▸ **Your goal**: Locate all lines with the word "Configuration" and copy them out.

▸ **Raw records**:
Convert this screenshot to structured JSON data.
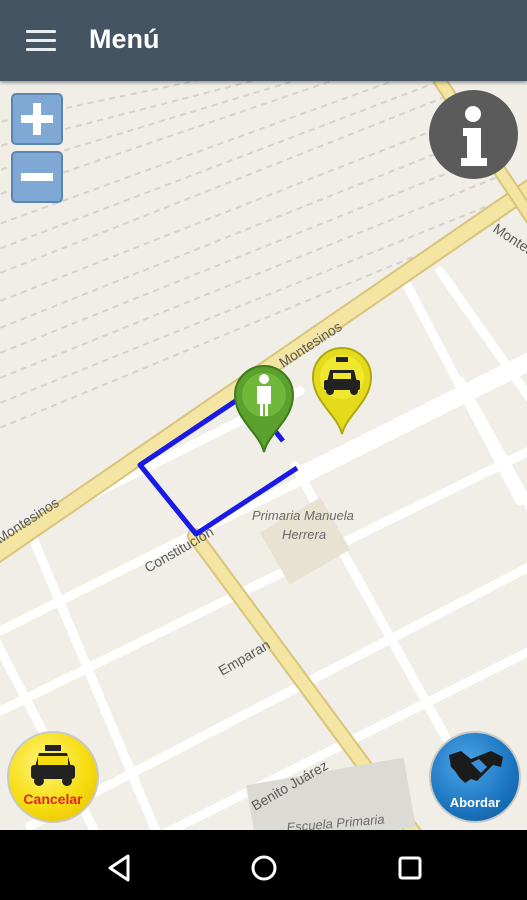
{
  "app_bar": {
    "title": "Menú",
    "menu_icon": "hamburger-icon",
    "background": "#455463"
  },
  "map": {
    "streets": {
      "montesinos_left": "Montesinos",
      "montesinos_mid": "Montesinos",
      "montesinos_right": "Montes",
      "constitucion": "Constitución",
      "emparan": "Emparan",
      "benito_juarez": "Benito Juárez"
    },
    "poi": {
      "school_line1": "Primaria Manuela",
      "school_line2": "Herrera",
      "school_bottom": "Escuela Primaria"
    },
    "controls": {
      "zoom_in_icon": "plus-icon",
      "zoom_out_icon": "minus-icon",
      "info_icon": "info-icon"
    },
    "markers": {
      "passenger_icon": "person-marker-icon",
      "taxi_icon": "taxi-marker-icon"
    },
    "route_color": "#1a1ae6"
  },
  "actions": {
    "cancel_label": "Cancelar",
    "board_label": "Abordar",
    "cancel_color": "#f6dd10",
    "board_color": "#1a74bf"
  },
  "nav_bar": {
    "back_icon": "back-triangle-icon",
    "home_icon": "home-circle-icon",
    "recents_icon": "recents-square-icon"
  }
}
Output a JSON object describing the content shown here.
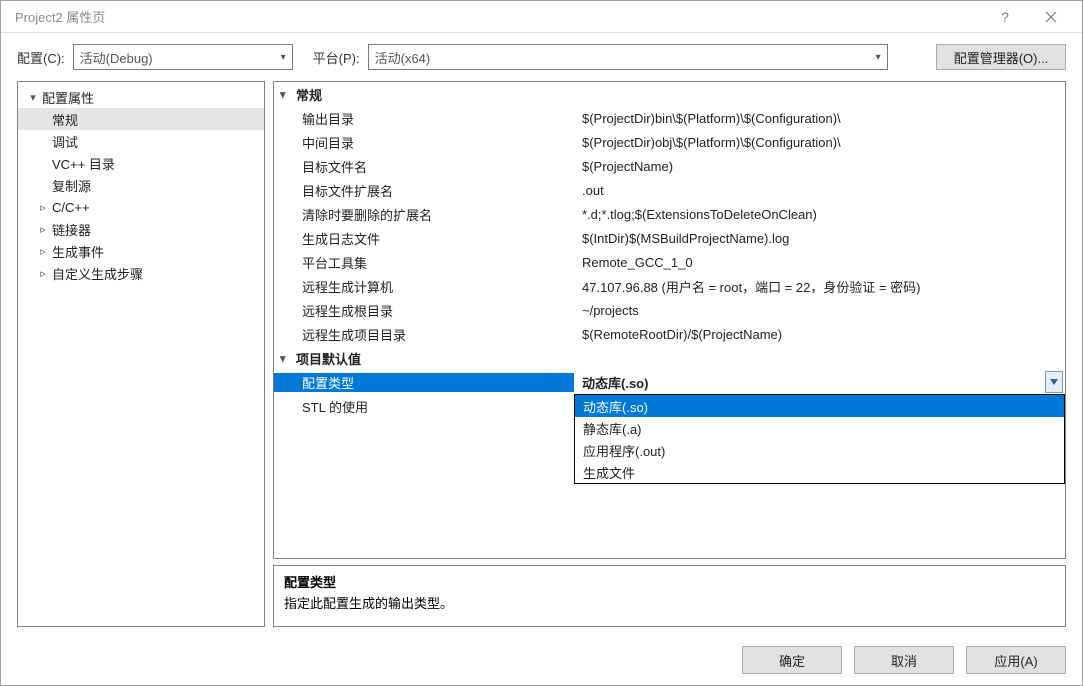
{
  "window": {
    "title": "Project2 属性页"
  },
  "toolbar": {
    "config_label": "配置(C):",
    "config_value": "活动(Debug)",
    "platform_label": "平台(P):",
    "platform_value": "活动(x64)",
    "config_mgr": "配置管理器(O)..."
  },
  "tree": {
    "root": "配置属性",
    "items": [
      {
        "label": "常规",
        "selected": true
      },
      {
        "label": "调试"
      },
      {
        "label": "VC++ 目录"
      },
      {
        "label": "复制源"
      },
      {
        "label": "C/C++",
        "expandable": true
      },
      {
        "label": "链接器",
        "expandable": true
      },
      {
        "label": "生成事件",
        "expandable": true
      },
      {
        "label": "自定义生成步骤",
        "expandable": true
      }
    ]
  },
  "categories": [
    {
      "name": "常规",
      "props": [
        {
          "name": "输出目录",
          "value": "$(ProjectDir)bin\\$(Platform)\\$(Configuration)\\"
        },
        {
          "name": "中间目录",
          "value": "$(ProjectDir)obj\\$(Platform)\\$(Configuration)\\"
        },
        {
          "name": "目标文件名",
          "value": "$(ProjectName)"
        },
        {
          "name": "目标文件扩展名",
          "value": ".out"
        },
        {
          "name": "清除时要删除的扩展名",
          "value": "*.d;*.tlog;$(ExtensionsToDeleteOnClean)"
        },
        {
          "name": "生成日志文件",
          "value": "$(IntDir)$(MSBuildProjectName).log"
        },
        {
          "name": "平台工具集",
          "value": "Remote_GCC_1_0"
        },
        {
          "name": "远程生成计算机",
          "value": "47.107.96.88 (用户名 = root，端口 = 22，身份验证 = 密码)"
        },
        {
          "name": "远程生成根目录",
          "value": "~/projects"
        },
        {
          "name": "远程生成项目目录",
          "value": "$(RemoteRootDir)/$(ProjectName)"
        }
      ]
    },
    {
      "name": "项目默认值",
      "props": [
        {
          "name": "配置类型",
          "value": "动态库(.so)",
          "selected": true
        },
        {
          "name": "STL 的使用",
          "value": ""
        }
      ]
    }
  ],
  "dropdown": {
    "options": [
      {
        "label": "动态库(.so)",
        "highlighted": true
      },
      {
        "label": "静态库(.a)"
      },
      {
        "label": "应用程序(.out)"
      },
      {
        "label": "生成文件"
      }
    ]
  },
  "desc": {
    "title": "配置类型",
    "text": "指定此配置生成的输出类型。"
  },
  "footer": {
    "ok": "确定",
    "cancel": "取消",
    "apply": "应用(A)"
  }
}
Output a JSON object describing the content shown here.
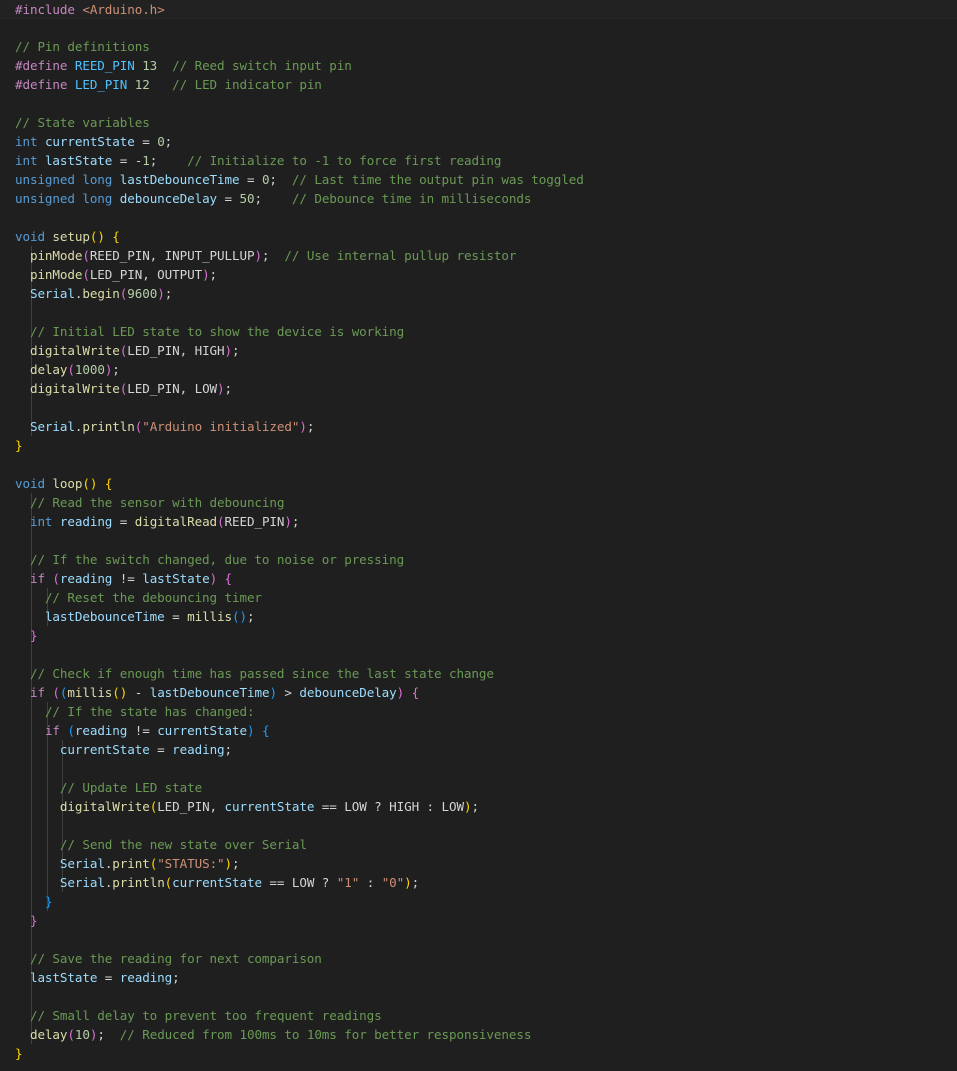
{
  "editor": {
    "file_language": "cpp",
    "lines": [
      [
        [
          "pp",
          "#include "
        ],
        [
          "str",
          "<Arduino.h>"
        ]
      ],
      [],
      [
        [
          "cm",
          "// Pin definitions"
        ]
      ],
      [
        [
          "pp",
          "#define "
        ],
        [
          "def",
          "REED_PIN"
        ],
        [
          "plain",
          " "
        ],
        [
          "num",
          "13"
        ],
        [
          "plain",
          "  "
        ],
        [
          "cm",
          "// Reed switch input pin"
        ]
      ],
      [
        [
          "pp",
          "#define "
        ],
        [
          "def",
          "LED_PIN"
        ],
        [
          "plain",
          " "
        ],
        [
          "num",
          "12"
        ],
        [
          "plain",
          "   "
        ],
        [
          "cm",
          "// LED indicator pin"
        ]
      ],
      [],
      [
        [
          "cm",
          "// State variables"
        ]
      ],
      [
        [
          "kw",
          "int"
        ],
        [
          "plain",
          " "
        ],
        [
          "var",
          "currentState"
        ],
        [
          "plain",
          " = "
        ],
        [
          "num",
          "0"
        ],
        [
          "plain",
          ";"
        ]
      ],
      [
        [
          "kw",
          "int"
        ],
        [
          "plain",
          " "
        ],
        [
          "var",
          "lastState"
        ],
        [
          "plain",
          " = -"
        ],
        [
          "num",
          "1"
        ],
        [
          "plain",
          ";    "
        ],
        [
          "cm",
          "// Initialize to -1 to force first reading"
        ]
      ],
      [
        [
          "kw",
          "unsigned long"
        ],
        [
          "plain",
          " "
        ],
        [
          "var",
          "lastDebounceTime"
        ],
        [
          "plain",
          " = "
        ],
        [
          "num",
          "0"
        ],
        [
          "plain",
          ";  "
        ],
        [
          "cm",
          "// Last time the output pin was toggled"
        ]
      ],
      [
        [
          "kw",
          "unsigned long"
        ],
        [
          "plain",
          " "
        ],
        [
          "var",
          "debounceDelay"
        ],
        [
          "plain",
          " = "
        ],
        [
          "num",
          "50"
        ],
        [
          "plain",
          ";    "
        ],
        [
          "cm",
          "// Debounce time in milliseconds"
        ]
      ],
      [],
      [
        [
          "kw",
          "void"
        ],
        [
          "plain",
          " "
        ],
        [
          "fn",
          "setup"
        ],
        [
          "p1",
          "()"
        ],
        [
          "plain",
          " "
        ],
        [
          "p1",
          "{"
        ]
      ],
      [
        [
          "plain",
          "  "
        ],
        [
          "fn",
          "pinMode"
        ],
        [
          "p2",
          "("
        ],
        [
          "plain",
          "REED_PIN, INPUT_PULLUP"
        ],
        [
          "p2",
          ")"
        ],
        [
          "plain",
          ";  "
        ],
        [
          "cm",
          "// Use internal pullup resistor"
        ]
      ],
      [
        [
          "plain",
          "  "
        ],
        [
          "fn",
          "pinMode"
        ],
        [
          "p2",
          "("
        ],
        [
          "plain",
          "LED_PIN, OUTPUT"
        ],
        [
          "p2",
          ")"
        ],
        [
          "plain",
          ";"
        ]
      ],
      [
        [
          "plain",
          "  "
        ],
        [
          "var",
          "Serial"
        ],
        [
          "plain",
          "."
        ],
        [
          "fn",
          "begin"
        ],
        [
          "p2",
          "("
        ],
        [
          "num",
          "9600"
        ],
        [
          "p2",
          ")"
        ],
        [
          "plain",
          ";"
        ]
      ],
      [],
      [
        [
          "plain",
          "  "
        ],
        [
          "cm",
          "// Initial LED state to show the device is working"
        ]
      ],
      [
        [
          "plain",
          "  "
        ],
        [
          "fn",
          "digitalWrite"
        ],
        [
          "p2",
          "("
        ],
        [
          "plain",
          "LED_PIN, HIGH"
        ],
        [
          "p2",
          ")"
        ],
        [
          "plain",
          ";"
        ]
      ],
      [
        [
          "plain",
          "  "
        ],
        [
          "fn",
          "delay"
        ],
        [
          "p2",
          "("
        ],
        [
          "num",
          "1000"
        ],
        [
          "p2",
          ")"
        ],
        [
          "plain",
          ";"
        ]
      ],
      [
        [
          "plain",
          "  "
        ],
        [
          "fn",
          "digitalWrite"
        ],
        [
          "p2",
          "("
        ],
        [
          "plain",
          "LED_PIN, LOW"
        ],
        [
          "p2",
          ")"
        ],
        [
          "plain",
          ";"
        ]
      ],
      [],
      [
        [
          "plain",
          "  "
        ],
        [
          "var",
          "Serial"
        ],
        [
          "plain",
          "."
        ],
        [
          "fn",
          "println"
        ],
        [
          "p2",
          "("
        ],
        [
          "str",
          "\"Arduino initialized\""
        ],
        [
          "p2",
          ")"
        ],
        [
          "plain",
          ";"
        ]
      ],
      [
        [
          "p1",
          "}"
        ]
      ],
      [],
      [
        [
          "kw",
          "void"
        ],
        [
          "plain",
          " "
        ],
        [
          "fn",
          "loop"
        ],
        [
          "p1",
          "()"
        ],
        [
          "plain",
          " "
        ],
        [
          "p1",
          "{"
        ]
      ],
      [
        [
          "plain",
          "  "
        ],
        [
          "cm",
          "// Read the sensor with debouncing"
        ]
      ],
      [
        [
          "plain",
          "  "
        ],
        [
          "kw",
          "int"
        ],
        [
          "plain",
          " "
        ],
        [
          "var",
          "reading"
        ],
        [
          "plain",
          " = "
        ],
        [
          "fn",
          "digitalRead"
        ],
        [
          "p2",
          "("
        ],
        [
          "plain",
          "REED_PIN"
        ],
        [
          "p2",
          ")"
        ],
        [
          "plain",
          ";"
        ]
      ],
      [],
      [
        [
          "plain",
          "  "
        ],
        [
          "cm",
          "// If the switch changed, due to noise or pressing"
        ]
      ],
      [
        [
          "plain",
          "  "
        ],
        [
          "pp",
          "if"
        ],
        [
          "plain",
          " "
        ],
        [
          "p2",
          "("
        ],
        [
          "var",
          "reading"
        ],
        [
          "plain",
          " != "
        ],
        [
          "var",
          "lastState"
        ],
        [
          "p2",
          ")"
        ],
        [
          "plain",
          " "
        ],
        [
          "p2",
          "{"
        ]
      ],
      [
        [
          "plain",
          "    "
        ],
        [
          "cm",
          "// Reset the debouncing timer"
        ]
      ],
      [
        [
          "plain",
          "    "
        ],
        [
          "var",
          "lastDebounceTime"
        ],
        [
          "plain",
          " = "
        ],
        [
          "fn",
          "millis"
        ],
        [
          "p3",
          "()"
        ],
        [
          "plain",
          ";"
        ]
      ],
      [
        [
          "plain",
          "  "
        ],
        [
          "p2",
          "}"
        ]
      ],
      [],
      [
        [
          "plain",
          "  "
        ],
        [
          "cm",
          "// Check if enough time has passed since the last state change"
        ]
      ],
      [
        [
          "plain",
          "  "
        ],
        [
          "pp",
          "if"
        ],
        [
          "plain",
          " "
        ],
        [
          "p2",
          "("
        ],
        [
          "p3",
          "("
        ],
        [
          "fn",
          "millis"
        ],
        [
          "p1",
          "()"
        ],
        [
          "plain",
          " - "
        ],
        [
          "var",
          "lastDebounceTime"
        ],
        [
          "p3",
          ")"
        ],
        [
          "plain",
          " > "
        ],
        [
          "var",
          "debounceDelay"
        ],
        [
          "p2",
          ")"
        ],
        [
          "plain",
          " "
        ],
        [
          "p2",
          "{"
        ]
      ],
      [
        [
          "plain",
          "    "
        ],
        [
          "cm",
          "// If the state has changed:"
        ]
      ],
      [
        [
          "plain",
          "    "
        ],
        [
          "pp",
          "if"
        ],
        [
          "plain",
          " "
        ],
        [
          "p3",
          "("
        ],
        [
          "var",
          "reading"
        ],
        [
          "plain",
          " != "
        ],
        [
          "var",
          "currentState"
        ],
        [
          "p3",
          ")"
        ],
        [
          "plain",
          " "
        ],
        [
          "p3",
          "{"
        ]
      ],
      [
        [
          "plain",
          "      "
        ],
        [
          "var",
          "currentState"
        ],
        [
          "plain",
          " = "
        ],
        [
          "var",
          "reading"
        ],
        [
          "plain",
          ";"
        ]
      ],
      [],
      [
        [
          "plain",
          "      "
        ],
        [
          "cm",
          "// Update LED state"
        ]
      ],
      [
        [
          "plain",
          "      "
        ],
        [
          "fn",
          "digitalWrite"
        ],
        [
          "p1",
          "("
        ],
        [
          "plain",
          "LED_PIN, "
        ],
        [
          "var",
          "currentState"
        ],
        [
          "plain",
          " == LOW ? HIGH : LOW"
        ],
        [
          "p1",
          ")"
        ],
        [
          "plain",
          ";"
        ]
      ],
      [],
      [
        [
          "plain",
          "      "
        ],
        [
          "cm",
          "// Send the new state over Serial"
        ]
      ],
      [
        [
          "plain",
          "      "
        ],
        [
          "var",
          "Serial"
        ],
        [
          "plain",
          "."
        ],
        [
          "fn",
          "print"
        ],
        [
          "p1",
          "("
        ],
        [
          "str",
          "\"STATUS:\""
        ],
        [
          "p1",
          ")"
        ],
        [
          "plain",
          ";"
        ]
      ],
      [
        [
          "plain",
          "      "
        ],
        [
          "var",
          "Serial"
        ],
        [
          "plain",
          "."
        ],
        [
          "fn",
          "println"
        ],
        [
          "p1",
          "("
        ],
        [
          "var",
          "currentState"
        ],
        [
          "plain",
          " == LOW ? "
        ],
        [
          "str",
          "\"1\""
        ],
        [
          "plain",
          " : "
        ],
        [
          "str",
          "\"0\""
        ],
        [
          "p1",
          ")"
        ],
        [
          "plain",
          ";"
        ]
      ],
      [
        [
          "plain",
          "    "
        ],
        [
          "p3",
          "}"
        ]
      ],
      [
        [
          "plain",
          "  "
        ],
        [
          "p2",
          "}"
        ]
      ],
      [],
      [
        [
          "plain",
          "  "
        ],
        [
          "cm",
          "// Save the reading for next comparison"
        ]
      ],
      [
        [
          "plain",
          "  "
        ],
        [
          "var",
          "lastState"
        ],
        [
          "plain",
          " = "
        ],
        [
          "var",
          "reading"
        ],
        [
          "plain",
          ";"
        ]
      ],
      [],
      [
        [
          "plain",
          "  "
        ],
        [
          "cm",
          "// Small delay to prevent too frequent readings"
        ]
      ],
      [
        [
          "plain",
          "  "
        ],
        [
          "fn",
          "delay"
        ],
        [
          "p2",
          "("
        ],
        [
          "num",
          "10"
        ],
        [
          "p2",
          ")"
        ],
        [
          "plain",
          ";  "
        ],
        [
          "cm",
          "// Reduced from 100ms to 10ms for better responsiveness"
        ]
      ],
      [
        [
          "p1",
          "}"
        ]
      ]
    ],
    "colors": {
      "background": "#1f1f1f",
      "comment": "#6a9955",
      "keyword": "#569cd6",
      "preprocessor": "#c586c0",
      "function": "#dcdcaa",
      "string": "#ce9178",
      "number": "#b5cea8",
      "variable": "#9cdcfe",
      "bracket_level1": "#ffd700",
      "bracket_level2": "#da70d6",
      "bracket_level3": "#179fff"
    }
  }
}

▸ **Output below**:
          "value": "$(ProjectDir)bin\\$(Platform)\\$(Configuration)\\"
          "value": "$(ProjectDir)obj\\$(Platform)\\$(Configuration)\\"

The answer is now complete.